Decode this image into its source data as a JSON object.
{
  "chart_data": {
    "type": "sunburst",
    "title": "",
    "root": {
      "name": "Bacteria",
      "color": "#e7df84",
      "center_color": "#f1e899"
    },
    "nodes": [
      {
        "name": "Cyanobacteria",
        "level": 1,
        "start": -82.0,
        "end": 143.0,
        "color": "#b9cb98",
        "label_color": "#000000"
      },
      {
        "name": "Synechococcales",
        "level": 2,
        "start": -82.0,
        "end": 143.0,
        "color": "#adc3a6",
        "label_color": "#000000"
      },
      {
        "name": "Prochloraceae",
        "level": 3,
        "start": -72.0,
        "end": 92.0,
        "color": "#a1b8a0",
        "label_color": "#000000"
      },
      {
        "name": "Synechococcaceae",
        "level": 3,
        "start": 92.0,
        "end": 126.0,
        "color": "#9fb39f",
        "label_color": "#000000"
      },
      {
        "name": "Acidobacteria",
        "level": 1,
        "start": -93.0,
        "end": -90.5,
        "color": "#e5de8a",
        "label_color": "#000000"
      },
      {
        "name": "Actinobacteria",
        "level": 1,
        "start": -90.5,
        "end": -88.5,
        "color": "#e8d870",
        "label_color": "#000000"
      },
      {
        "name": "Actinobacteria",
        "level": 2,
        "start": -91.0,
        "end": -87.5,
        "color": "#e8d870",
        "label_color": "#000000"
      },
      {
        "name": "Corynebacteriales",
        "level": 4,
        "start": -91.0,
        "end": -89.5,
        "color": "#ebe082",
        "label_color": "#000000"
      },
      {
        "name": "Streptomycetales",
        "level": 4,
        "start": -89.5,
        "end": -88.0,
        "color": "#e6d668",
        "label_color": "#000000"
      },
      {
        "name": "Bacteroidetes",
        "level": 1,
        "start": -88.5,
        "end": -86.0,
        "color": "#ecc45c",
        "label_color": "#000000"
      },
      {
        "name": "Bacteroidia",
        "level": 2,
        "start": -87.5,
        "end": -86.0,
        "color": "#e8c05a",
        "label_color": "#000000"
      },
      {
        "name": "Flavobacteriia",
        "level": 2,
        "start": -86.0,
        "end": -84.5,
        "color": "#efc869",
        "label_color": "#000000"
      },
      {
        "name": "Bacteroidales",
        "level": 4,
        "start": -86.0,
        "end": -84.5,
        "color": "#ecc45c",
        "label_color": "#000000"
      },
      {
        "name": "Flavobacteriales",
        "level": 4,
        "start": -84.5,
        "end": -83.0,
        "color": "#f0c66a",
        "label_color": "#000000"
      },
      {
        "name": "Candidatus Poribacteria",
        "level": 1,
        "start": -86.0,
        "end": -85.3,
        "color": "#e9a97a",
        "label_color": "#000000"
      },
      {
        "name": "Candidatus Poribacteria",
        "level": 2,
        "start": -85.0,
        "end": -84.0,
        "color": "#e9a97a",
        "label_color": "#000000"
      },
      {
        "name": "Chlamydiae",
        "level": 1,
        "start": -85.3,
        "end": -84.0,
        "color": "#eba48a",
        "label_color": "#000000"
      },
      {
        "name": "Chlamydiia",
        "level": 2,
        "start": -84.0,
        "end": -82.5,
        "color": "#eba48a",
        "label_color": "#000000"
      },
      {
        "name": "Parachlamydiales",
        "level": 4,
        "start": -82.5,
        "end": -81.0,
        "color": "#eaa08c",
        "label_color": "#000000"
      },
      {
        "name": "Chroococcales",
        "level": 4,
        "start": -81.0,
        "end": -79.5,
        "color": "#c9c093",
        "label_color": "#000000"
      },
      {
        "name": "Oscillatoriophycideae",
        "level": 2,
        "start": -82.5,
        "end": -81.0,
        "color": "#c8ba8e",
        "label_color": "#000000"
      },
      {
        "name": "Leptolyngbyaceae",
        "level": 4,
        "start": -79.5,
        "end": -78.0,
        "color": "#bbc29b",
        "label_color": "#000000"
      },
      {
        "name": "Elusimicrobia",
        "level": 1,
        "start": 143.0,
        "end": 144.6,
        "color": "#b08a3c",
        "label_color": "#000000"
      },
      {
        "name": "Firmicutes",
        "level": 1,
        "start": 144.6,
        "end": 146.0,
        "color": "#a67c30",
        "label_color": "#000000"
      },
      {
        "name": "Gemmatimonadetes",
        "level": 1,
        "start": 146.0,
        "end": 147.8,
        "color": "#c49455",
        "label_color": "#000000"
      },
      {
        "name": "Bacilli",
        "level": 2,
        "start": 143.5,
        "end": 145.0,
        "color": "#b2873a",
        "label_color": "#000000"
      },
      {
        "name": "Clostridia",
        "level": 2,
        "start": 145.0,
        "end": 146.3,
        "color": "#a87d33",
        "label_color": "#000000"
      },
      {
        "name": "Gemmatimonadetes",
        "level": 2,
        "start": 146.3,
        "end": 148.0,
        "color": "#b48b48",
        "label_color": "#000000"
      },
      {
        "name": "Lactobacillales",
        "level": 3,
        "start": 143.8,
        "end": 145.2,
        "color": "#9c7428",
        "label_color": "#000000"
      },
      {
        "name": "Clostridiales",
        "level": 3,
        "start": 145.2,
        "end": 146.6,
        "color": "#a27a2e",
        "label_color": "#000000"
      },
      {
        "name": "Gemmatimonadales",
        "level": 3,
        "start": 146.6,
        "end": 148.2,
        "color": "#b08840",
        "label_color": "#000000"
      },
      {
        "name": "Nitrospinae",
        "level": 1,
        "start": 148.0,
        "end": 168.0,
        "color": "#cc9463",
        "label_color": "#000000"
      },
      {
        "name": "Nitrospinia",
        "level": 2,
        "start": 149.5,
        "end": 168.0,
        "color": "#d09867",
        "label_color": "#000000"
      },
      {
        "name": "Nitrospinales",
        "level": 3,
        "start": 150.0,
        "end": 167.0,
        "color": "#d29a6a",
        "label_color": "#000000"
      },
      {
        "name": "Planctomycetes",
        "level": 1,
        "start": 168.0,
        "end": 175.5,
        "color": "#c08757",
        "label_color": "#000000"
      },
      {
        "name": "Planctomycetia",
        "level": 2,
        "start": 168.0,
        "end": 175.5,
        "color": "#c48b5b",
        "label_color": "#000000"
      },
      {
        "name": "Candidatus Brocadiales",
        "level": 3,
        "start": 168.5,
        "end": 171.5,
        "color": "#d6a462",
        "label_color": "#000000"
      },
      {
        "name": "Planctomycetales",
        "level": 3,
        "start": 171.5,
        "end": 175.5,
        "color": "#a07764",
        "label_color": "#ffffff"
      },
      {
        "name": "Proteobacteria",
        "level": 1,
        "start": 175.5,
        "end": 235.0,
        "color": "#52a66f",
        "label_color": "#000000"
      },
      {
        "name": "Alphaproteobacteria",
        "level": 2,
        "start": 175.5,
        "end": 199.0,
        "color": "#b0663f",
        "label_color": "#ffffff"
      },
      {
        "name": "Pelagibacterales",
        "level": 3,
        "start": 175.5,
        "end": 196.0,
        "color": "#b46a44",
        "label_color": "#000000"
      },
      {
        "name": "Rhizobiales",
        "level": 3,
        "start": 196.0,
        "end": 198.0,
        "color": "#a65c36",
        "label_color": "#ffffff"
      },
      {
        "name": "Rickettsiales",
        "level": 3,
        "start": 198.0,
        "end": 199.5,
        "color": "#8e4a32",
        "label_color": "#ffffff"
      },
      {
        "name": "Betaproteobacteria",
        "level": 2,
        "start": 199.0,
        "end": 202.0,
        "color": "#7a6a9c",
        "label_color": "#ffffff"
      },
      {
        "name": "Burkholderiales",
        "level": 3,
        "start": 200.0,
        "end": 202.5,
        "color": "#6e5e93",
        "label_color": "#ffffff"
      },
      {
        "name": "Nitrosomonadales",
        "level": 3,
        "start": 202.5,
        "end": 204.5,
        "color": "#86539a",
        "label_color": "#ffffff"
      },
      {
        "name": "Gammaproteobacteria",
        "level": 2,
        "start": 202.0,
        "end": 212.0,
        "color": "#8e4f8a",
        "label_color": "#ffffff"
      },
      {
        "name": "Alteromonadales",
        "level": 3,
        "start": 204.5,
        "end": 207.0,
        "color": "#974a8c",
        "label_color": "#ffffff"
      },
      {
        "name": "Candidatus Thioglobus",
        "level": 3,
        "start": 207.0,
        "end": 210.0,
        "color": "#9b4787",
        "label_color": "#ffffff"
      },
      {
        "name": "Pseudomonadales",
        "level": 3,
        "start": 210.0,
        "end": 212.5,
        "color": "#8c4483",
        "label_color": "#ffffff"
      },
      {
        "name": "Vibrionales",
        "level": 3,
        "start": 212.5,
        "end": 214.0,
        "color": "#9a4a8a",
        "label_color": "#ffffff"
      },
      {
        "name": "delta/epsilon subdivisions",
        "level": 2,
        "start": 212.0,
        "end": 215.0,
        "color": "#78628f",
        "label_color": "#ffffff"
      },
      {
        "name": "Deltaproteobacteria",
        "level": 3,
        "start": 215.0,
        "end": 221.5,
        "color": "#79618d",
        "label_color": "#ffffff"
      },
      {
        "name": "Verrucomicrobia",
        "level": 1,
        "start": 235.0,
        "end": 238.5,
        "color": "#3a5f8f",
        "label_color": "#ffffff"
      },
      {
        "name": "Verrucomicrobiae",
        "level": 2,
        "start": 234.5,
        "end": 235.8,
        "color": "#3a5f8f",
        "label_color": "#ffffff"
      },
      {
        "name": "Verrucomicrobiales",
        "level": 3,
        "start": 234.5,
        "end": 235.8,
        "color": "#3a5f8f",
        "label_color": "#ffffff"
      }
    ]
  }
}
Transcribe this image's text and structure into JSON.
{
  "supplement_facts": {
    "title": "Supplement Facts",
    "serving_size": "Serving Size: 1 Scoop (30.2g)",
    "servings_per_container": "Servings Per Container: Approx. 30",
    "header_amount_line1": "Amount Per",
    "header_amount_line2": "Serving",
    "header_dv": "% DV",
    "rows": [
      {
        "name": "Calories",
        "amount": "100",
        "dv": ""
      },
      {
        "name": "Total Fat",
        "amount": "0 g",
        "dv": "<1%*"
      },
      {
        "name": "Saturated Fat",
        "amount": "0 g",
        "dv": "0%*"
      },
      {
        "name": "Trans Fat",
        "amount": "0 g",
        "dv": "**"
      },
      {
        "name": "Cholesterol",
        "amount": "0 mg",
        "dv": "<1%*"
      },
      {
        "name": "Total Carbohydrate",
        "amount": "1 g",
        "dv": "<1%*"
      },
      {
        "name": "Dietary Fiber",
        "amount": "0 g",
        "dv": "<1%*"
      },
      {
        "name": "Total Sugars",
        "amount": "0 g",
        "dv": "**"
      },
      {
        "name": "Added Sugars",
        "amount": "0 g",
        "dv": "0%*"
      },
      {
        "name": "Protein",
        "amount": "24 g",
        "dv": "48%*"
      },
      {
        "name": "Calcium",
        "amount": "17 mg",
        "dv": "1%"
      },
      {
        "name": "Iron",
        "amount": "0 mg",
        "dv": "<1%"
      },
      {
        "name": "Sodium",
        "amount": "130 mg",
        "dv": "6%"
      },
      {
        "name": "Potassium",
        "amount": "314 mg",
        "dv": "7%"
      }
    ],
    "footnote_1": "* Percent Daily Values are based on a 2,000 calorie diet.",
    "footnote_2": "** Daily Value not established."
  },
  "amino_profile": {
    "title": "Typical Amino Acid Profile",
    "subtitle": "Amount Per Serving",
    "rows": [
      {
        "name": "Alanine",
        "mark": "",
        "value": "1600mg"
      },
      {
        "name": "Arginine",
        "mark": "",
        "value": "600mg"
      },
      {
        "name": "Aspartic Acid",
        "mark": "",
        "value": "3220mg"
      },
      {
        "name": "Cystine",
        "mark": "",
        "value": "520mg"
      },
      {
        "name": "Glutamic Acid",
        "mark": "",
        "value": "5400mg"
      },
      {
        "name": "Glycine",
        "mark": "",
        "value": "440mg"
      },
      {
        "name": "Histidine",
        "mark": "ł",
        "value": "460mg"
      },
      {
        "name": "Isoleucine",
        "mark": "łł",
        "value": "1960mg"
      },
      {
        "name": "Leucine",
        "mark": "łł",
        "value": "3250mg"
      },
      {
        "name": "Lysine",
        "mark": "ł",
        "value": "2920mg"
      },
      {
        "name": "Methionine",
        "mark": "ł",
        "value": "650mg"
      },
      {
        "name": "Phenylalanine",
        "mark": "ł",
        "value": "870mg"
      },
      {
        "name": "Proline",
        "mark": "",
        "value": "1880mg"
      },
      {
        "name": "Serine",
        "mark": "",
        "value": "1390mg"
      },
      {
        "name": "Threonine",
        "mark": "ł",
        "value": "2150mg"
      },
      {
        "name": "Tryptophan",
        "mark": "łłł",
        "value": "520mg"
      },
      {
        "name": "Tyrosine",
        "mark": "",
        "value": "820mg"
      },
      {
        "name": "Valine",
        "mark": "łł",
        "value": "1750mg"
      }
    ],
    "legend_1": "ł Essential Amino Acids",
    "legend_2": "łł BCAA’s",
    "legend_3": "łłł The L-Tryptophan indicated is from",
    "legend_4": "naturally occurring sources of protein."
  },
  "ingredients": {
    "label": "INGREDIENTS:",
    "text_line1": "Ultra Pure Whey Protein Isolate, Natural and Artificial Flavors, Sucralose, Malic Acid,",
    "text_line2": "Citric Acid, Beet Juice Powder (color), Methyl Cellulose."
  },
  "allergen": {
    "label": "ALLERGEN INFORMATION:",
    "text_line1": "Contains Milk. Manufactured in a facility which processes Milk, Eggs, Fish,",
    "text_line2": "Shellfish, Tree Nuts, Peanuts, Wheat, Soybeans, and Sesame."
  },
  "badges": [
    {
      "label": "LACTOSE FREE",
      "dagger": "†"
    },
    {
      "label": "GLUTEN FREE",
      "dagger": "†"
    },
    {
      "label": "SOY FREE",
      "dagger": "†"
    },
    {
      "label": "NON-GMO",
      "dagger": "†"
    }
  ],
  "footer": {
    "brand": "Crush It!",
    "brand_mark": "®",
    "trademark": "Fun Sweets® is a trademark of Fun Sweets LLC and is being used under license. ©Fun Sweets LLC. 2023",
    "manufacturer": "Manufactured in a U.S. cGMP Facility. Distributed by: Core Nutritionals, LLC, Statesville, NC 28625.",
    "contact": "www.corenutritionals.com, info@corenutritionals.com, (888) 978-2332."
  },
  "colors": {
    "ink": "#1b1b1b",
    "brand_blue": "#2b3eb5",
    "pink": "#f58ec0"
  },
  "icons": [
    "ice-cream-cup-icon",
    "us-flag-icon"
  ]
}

----------

▶ _TASK PROMPT_: Return every line from the records above that holds the word "Sugars".

▶ _REPLY_:
        "name": "Total Sugars",
        "name": "Added Sugars",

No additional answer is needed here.